## BEGIN Extracted records

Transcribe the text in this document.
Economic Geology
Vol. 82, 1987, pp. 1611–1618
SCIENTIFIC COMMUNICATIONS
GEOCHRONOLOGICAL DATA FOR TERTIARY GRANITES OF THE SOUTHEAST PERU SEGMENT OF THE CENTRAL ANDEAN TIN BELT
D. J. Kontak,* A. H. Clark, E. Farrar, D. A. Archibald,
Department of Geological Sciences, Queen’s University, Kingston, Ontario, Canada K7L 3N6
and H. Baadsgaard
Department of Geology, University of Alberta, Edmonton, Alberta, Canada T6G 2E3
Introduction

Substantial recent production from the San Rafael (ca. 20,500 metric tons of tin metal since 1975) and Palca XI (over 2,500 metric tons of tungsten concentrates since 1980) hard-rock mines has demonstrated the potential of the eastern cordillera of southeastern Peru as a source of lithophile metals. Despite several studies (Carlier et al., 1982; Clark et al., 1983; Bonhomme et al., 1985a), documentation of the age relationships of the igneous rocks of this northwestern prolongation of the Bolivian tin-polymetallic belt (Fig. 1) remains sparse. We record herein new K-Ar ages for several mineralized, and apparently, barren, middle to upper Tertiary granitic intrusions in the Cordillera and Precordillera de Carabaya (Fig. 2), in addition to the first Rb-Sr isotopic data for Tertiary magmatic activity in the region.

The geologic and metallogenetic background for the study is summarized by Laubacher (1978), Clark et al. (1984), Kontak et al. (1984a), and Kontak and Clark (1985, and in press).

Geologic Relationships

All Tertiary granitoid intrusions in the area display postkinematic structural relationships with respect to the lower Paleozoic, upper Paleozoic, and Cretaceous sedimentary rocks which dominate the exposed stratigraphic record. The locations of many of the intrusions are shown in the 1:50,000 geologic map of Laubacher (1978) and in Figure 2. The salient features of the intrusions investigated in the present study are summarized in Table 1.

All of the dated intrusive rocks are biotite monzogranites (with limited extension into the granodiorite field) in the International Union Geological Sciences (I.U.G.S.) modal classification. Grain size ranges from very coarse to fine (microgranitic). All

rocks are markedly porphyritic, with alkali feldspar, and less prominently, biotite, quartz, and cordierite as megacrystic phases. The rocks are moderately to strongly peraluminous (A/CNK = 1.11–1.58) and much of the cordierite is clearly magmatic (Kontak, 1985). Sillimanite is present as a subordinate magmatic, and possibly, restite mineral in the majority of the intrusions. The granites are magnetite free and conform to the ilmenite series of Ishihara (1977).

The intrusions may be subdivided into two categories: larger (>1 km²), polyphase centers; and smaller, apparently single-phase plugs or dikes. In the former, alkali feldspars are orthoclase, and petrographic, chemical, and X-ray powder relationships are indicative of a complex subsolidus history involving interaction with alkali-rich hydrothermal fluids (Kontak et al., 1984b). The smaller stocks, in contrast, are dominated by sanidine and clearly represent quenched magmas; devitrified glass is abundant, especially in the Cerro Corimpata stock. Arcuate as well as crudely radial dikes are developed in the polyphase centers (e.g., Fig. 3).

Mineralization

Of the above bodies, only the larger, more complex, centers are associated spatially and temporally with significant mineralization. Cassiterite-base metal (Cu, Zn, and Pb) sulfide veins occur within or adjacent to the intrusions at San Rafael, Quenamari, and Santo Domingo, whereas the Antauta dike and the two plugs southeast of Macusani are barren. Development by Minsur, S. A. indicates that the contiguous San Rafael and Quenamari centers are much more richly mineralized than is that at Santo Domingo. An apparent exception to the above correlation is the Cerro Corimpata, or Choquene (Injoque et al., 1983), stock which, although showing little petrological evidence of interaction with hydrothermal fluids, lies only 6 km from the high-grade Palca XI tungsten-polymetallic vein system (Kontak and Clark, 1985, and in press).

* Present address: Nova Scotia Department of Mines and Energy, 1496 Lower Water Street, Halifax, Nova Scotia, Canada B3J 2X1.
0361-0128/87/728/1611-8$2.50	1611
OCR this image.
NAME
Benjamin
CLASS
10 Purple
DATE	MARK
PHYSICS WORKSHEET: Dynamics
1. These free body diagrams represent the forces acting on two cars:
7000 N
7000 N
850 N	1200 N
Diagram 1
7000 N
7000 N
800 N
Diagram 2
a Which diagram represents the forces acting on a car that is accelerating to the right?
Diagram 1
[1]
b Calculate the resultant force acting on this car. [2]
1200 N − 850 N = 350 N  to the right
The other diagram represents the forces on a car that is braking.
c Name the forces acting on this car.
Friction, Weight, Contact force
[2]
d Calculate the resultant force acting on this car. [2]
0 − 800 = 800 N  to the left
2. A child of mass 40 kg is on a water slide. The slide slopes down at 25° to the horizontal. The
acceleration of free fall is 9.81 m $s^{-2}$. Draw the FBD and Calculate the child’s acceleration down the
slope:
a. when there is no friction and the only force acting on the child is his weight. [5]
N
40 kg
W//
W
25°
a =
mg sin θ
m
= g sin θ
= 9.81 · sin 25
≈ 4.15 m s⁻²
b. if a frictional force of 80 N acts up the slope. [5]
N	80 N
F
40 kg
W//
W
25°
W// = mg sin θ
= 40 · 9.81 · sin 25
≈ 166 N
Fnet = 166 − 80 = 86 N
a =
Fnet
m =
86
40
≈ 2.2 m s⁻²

## END Extracted records

* **Given request**:
From the line containing "OCR this image." down to the final line of the data, write out every line exactly; both the first and last of these belong in your answer, and nothing else does.

* **The result**:
OCR this image.
NAME
Benjamin
CLASS
10 Purple
DATE	MARK
PHYSICS WORKSHEET: Dynamics
1. These free body diagrams represent the forces acting on two cars:
7000 N
7000 N
850 N	1200 N
Diagram 1
7000 N
7000 N
800 N
Diagram 2
a Which diagram represents the forces acting on a car that is accelerating to the right?
Diagram 1
[1]
b Calculate the resultant force acting on this car. [2]
1200 N − 850 N = 350 N  to the right
The other diagram represents the forces on a car that is braking.
c Name the forces acting on this car.
Friction, Weight, Contact force
[2]
d Calculate the resultant force acting on this car. [2]
0 − 800 = 800 N  to the left
2. A child of mass 40 kg is on a water slide. The slide slopes down at 25° to the horizontal. The
acceleration of free fall is 9.81 m $s^{-2}$. Draw the FBD and Calculate the child’s acceleration down the
slope:
a. when there is no friction and the only force acting on the child is his weight. [5]
N
40 kg
W//
W
25°
a =
mg sin θ
m
= g sin θ
= 9.81 · sin 25
≈ 4.15 m s⁻²
b. if a frictional force of 80 N acts up the slope. [5]
N	80 N
F
40 kg
W//
W
25°
W// = mg sin θ
= 40 · 9.81 · sin 25
≈ 166 N
Fnet = 166 − 80 = 86 N
a =
Fnet
m =
86
40
≈ 2.2 m s⁻²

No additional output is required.